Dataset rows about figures
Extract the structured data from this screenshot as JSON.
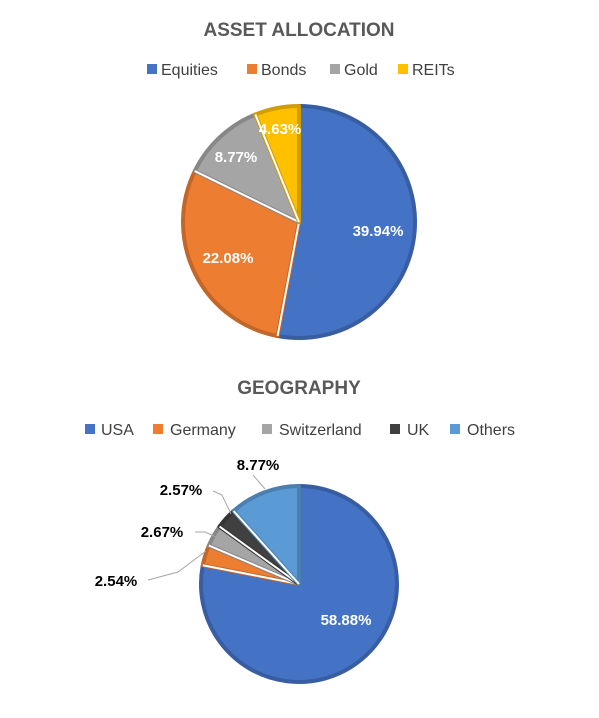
{
  "chart_data": [
    {
      "type": "pie",
      "title": "ASSET ALLOCATION",
      "legend_position": "top",
      "categories": [
        "Equities",
        "Bonds",
        "Gold",
        "REITs"
      ],
      "values": [
        39.94,
        22.08,
        8.77,
        4.63
      ],
      "labels": [
        "39.94%",
        "22.08%",
        "8.77%",
        "4.63%"
      ],
      "colors": [
        "#4472C4",
        "#ED7D31",
        "#A5A5A5",
        "#FFC000"
      ]
    },
    {
      "type": "pie",
      "title": "GEOGRAPHY",
      "legend_position": "top",
      "categories": [
        "USA",
        "Germany",
        "Switzerland",
        "UK",
        "Others"
      ],
      "values": [
        58.88,
        2.54,
        2.67,
        2.57,
        8.77
      ],
      "labels": [
        "58.88%",
        "2.54%",
        "2.67%",
        "2.57%",
        "8.77%"
      ],
      "colors": [
        "#4472C4",
        "#ED7D31",
        "#A5A5A5",
        "#404040",
        "#5B9BD5"
      ]
    }
  ]
}
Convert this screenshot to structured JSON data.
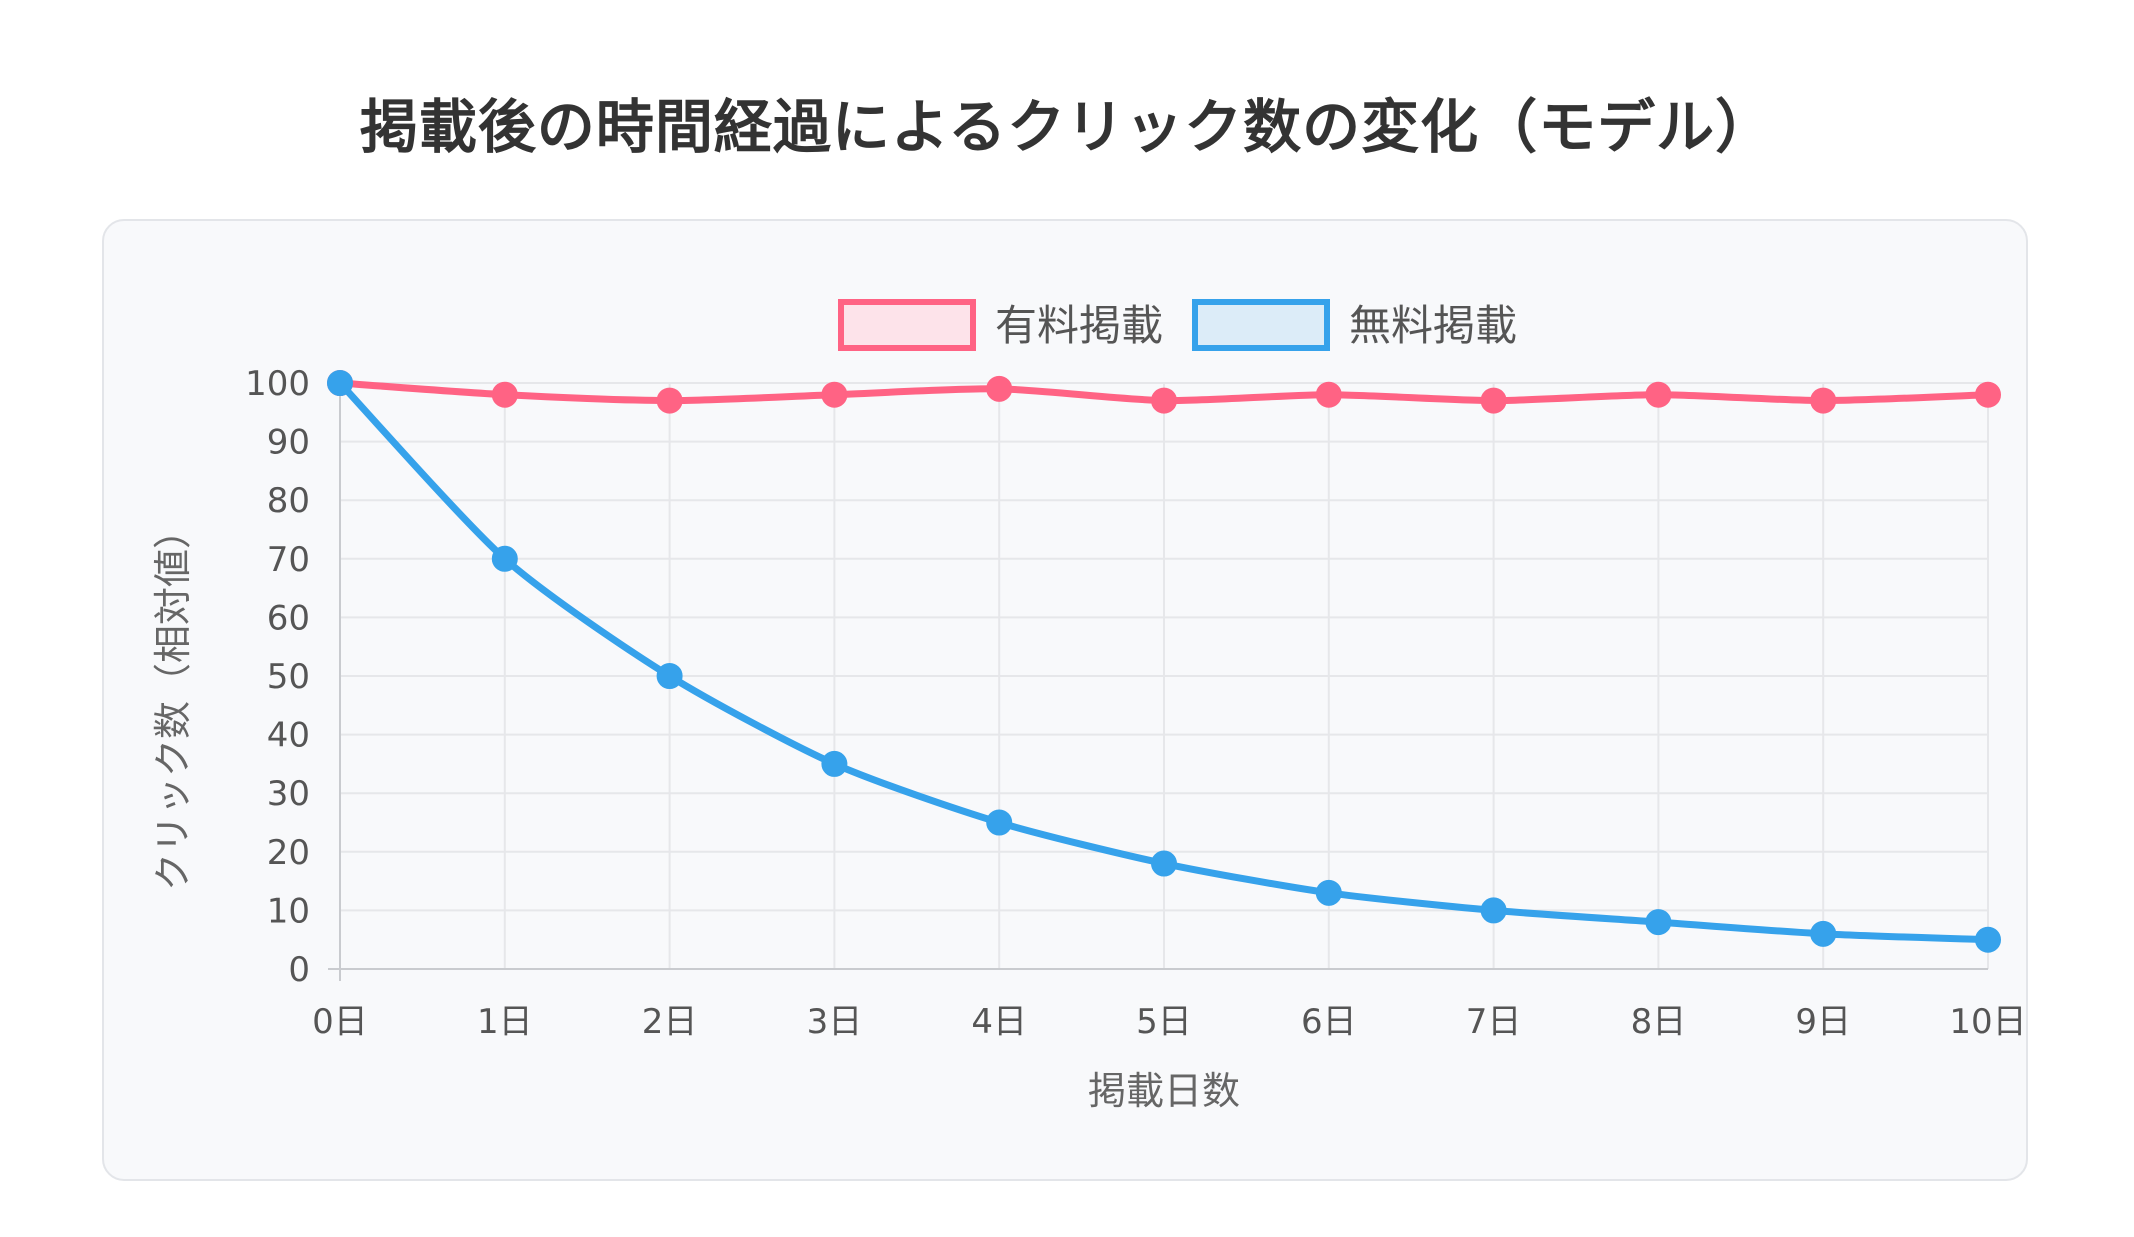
{
  "title": "掲載後の時間経過によるクリック数の変化（モデル）",
  "chart_data": {
    "type": "line",
    "title": "掲載後の時間経過によるクリック数の変化（モデル）",
    "xlabel": "掲載日数",
    "ylabel": "クリック数（相対値）",
    "categories": [
      "0日",
      "1日",
      "2日",
      "3日",
      "4日",
      "5日",
      "6日",
      "7日",
      "8日",
      "9日",
      "10日"
    ],
    "series": [
      {
        "name": "有料掲載",
        "values": [
          100,
          98,
          97,
          98,
          99,
          97,
          98,
          97,
          98,
          97,
          98
        ],
        "color": "#ff6384",
        "fill": "#fde3ea"
      },
      {
        "name": "無料掲載",
        "values": [
          100,
          70,
          50,
          35,
          25,
          18,
          13,
          10,
          8,
          6,
          5
        ],
        "color": "#36a2eb",
        "fill": "#dcecf8"
      }
    ],
    "ylim": [
      0,
      100
    ],
    "yticks": [
      0,
      10,
      20,
      30,
      40,
      50,
      60,
      70,
      80,
      90,
      100
    ],
    "grid": true,
    "legend_position": "top-center"
  }
}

» **DIRECTIONS**
Only the number is wanted: how many lines in the entries above contain the string "this"?

» **WRITTEN ANSWER**
2